Extracted information:
** START **

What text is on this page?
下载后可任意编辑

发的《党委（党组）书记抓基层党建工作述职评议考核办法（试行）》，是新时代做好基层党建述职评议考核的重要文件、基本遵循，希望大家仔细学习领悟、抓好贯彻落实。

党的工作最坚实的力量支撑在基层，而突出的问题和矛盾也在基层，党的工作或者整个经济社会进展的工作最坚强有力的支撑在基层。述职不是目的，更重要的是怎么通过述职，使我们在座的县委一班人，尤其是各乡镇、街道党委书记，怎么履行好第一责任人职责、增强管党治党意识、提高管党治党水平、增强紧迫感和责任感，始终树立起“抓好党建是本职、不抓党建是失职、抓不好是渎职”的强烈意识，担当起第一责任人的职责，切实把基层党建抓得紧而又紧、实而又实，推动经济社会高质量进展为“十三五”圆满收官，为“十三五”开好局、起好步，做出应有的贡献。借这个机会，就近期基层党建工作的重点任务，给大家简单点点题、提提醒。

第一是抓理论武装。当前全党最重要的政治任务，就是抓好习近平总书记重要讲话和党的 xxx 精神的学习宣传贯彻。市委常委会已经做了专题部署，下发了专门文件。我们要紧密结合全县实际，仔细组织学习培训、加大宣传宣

** END **

Task objective:
Copy all the entries verbatim.

Result for this exercise:
What text is on this page?
下载后可任意编辑

发的《党委（党组）书记抓基层党建工作述职评议考核办法（试行）》，是新时代做好基层党建述职评议考核的重要文件、基本遵循，希望大家仔细学习领悟、抓好贯彻落实。

党的工作最坚实的力量支撑在基层，而突出的问题和矛盾也在基层，党的工作或者整个经济社会进展的工作最坚强有力的支撑在基层。述职不是目的，更重要的是怎么通过述职，使我们在座的县委一班人，尤其是各乡镇、街道党委书记，怎么履行好第一责任人职责、增强管党治党意识、提高管党治党水平、增强紧迫感和责任感，始终树立起“抓好党建是本职、不抓党建是失职、抓不好是渎职”的强烈意识，担当起第一责任人的职责，切实把基层党建抓得紧而又紧、实而又实，推动经济社会高质量进展为“十三五”圆满收官，为“十三五”开好局、起好步，做出应有的贡献。借这个机会，就近期基层党建工作的重点任务，给大家简单点点题、提提醒。

第一是抓理论武装。当前全党最重要的政治任务，就是抓好习近平总书记重要讲话和党的 xxx 精神的学习宣传贯彻。市委常委会已经做了专题部署，下发了专门文件。我们要紧密结合全县实际，仔细组织学习培训、加大宣传宣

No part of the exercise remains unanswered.